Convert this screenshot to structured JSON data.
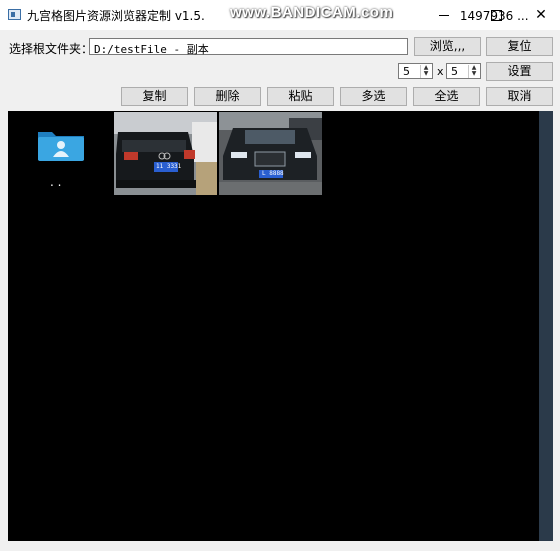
{
  "window": {
    "title": "九宫格图片资源浏览器定制 v1.5.",
    "title_tail": "1497936 ...",
    "watermark": "www.BANDICAM.com"
  },
  "path_row": {
    "label": "选择根文件夹：",
    "value": "D:/testFile - 副本",
    "browse_label": "浏览,,,",
    "reset_label": "复位"
  },
  "grid_row": {
    "rows": "5",
    "separator": "x",
    "cols": "5",
    "set_label": "设置"
  },
  "toolbar": {
    "copy": "复制",
    "delete": "删除",
    "paste": "粘贴",
    "multi_select": "多选",
    "select_all": "全选",
    "cancel": "取消"
  },
  "viewer": {
    "items": [
      {
        "type": "folder",
        "label": ". ."
      },
      {
        "type": "image",
        "plate": "11 3331",
        "plate_color": "#2a5fd1"
      },
      {
        "type": "image",
        "plate": "L 8888",
        "plate_color": "#2a5fd1"
      }
    ]
  },
  "colors": {
    "viewer_bg": "#000000",
    "folder_blue": "#2f9ad8",
    "scrollbar": "#2b3a4a"
  }
}
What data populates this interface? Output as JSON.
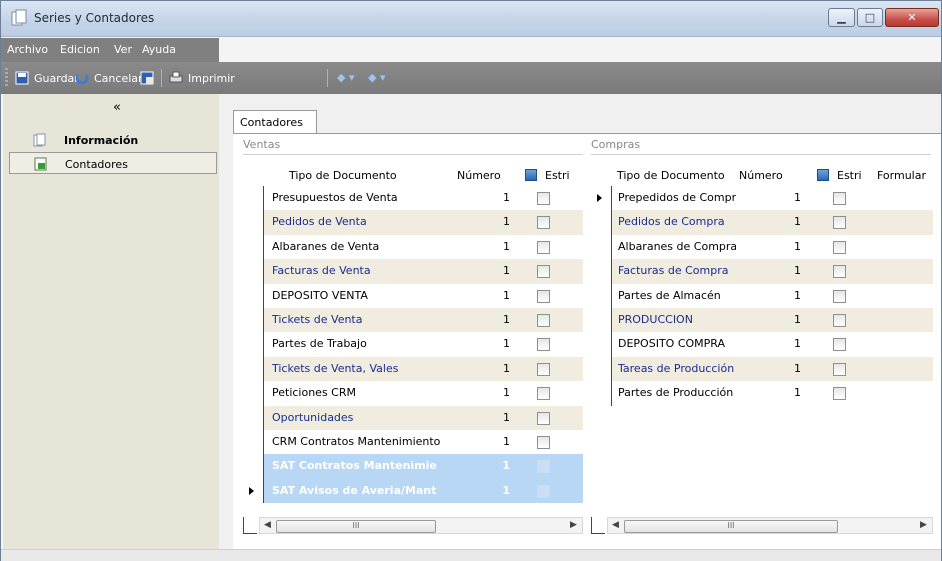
┄┄┄┄┄┄
> [THE REQUEST]
Your task is to copy the entries in full and exactly, without any images.

> [ANSWER TO THE TASK]
Convert this screenshot to structured JSON data.
{
  "window": {
    "title": "九宫格图片资源浏览器定制 v1.5.",
    "title_tail": "1497936 ...",
    "watermark": "www.BANDICAM.com"
  },
  "path_row": {
    "label": "选择根文件夹：",
    "value": "D:/testFile - 副本",
    "browse_label": "浏览,,,",
    "reset_label": "复位"
  },
  "grid_row": {
    "rows": "5",
    "separator": "x",
    "cols": "5",
    "set_label": "设置"
  },
  "toolbar": {
    "copy": "复制",
    "delete": "删除",
    "paste": "粘贴",
    "multi_select": "多选",
    "select_all": "全选",
    "cancel": "取消"
  },
  "viewer": {
    "items": [
      {
        "type": "folder",
        "label": ". ."
      },
      {
        "type": "image",
        "plate": "11 3331",
        "plate_color": "#2a5fd1"
      },
      {
        "type": "image",
        "plate": "L 8888",
        "plate_color": "#2a5fd1"
      }
    ]
  },
  "colors": {
    "viewer_bg": "#000000",
    "folder_blue": "#2f9ad8",
    "scrollbar": "#2b3a4a"
  }
}
What data populates this interface? Output as JSON.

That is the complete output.